◆ YOUR INSTRUCTIONS ◆
Read the material below and tally how many lines hold the word "自言自语", giving the number and nothing else.

::::

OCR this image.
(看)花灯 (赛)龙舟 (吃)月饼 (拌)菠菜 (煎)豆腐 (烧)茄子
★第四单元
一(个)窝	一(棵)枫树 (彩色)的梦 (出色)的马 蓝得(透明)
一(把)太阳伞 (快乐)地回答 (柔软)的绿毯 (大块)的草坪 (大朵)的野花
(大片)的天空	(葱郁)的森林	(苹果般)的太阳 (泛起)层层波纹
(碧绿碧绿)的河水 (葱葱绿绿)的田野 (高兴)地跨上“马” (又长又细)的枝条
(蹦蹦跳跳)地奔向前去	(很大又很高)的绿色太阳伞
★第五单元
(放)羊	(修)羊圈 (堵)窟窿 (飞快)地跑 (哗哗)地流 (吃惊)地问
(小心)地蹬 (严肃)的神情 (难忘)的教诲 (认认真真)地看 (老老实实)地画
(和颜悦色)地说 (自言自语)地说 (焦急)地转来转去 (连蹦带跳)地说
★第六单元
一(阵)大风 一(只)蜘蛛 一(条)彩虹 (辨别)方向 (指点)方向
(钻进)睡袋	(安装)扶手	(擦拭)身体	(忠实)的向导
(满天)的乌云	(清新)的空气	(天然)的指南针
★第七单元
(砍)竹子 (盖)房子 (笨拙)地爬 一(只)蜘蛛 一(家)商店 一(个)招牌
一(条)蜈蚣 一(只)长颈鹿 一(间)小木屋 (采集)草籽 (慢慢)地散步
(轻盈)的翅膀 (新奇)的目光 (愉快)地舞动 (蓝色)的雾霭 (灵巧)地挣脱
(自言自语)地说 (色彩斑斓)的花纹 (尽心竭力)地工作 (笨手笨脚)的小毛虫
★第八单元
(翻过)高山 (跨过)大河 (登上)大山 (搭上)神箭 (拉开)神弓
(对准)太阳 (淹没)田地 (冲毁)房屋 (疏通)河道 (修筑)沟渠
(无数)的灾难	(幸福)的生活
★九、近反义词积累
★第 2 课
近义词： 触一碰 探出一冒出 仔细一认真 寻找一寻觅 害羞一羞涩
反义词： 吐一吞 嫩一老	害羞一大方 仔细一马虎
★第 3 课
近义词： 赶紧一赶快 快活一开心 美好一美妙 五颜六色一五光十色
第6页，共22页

::::

◆ CORRECT RESPONSE ◆
2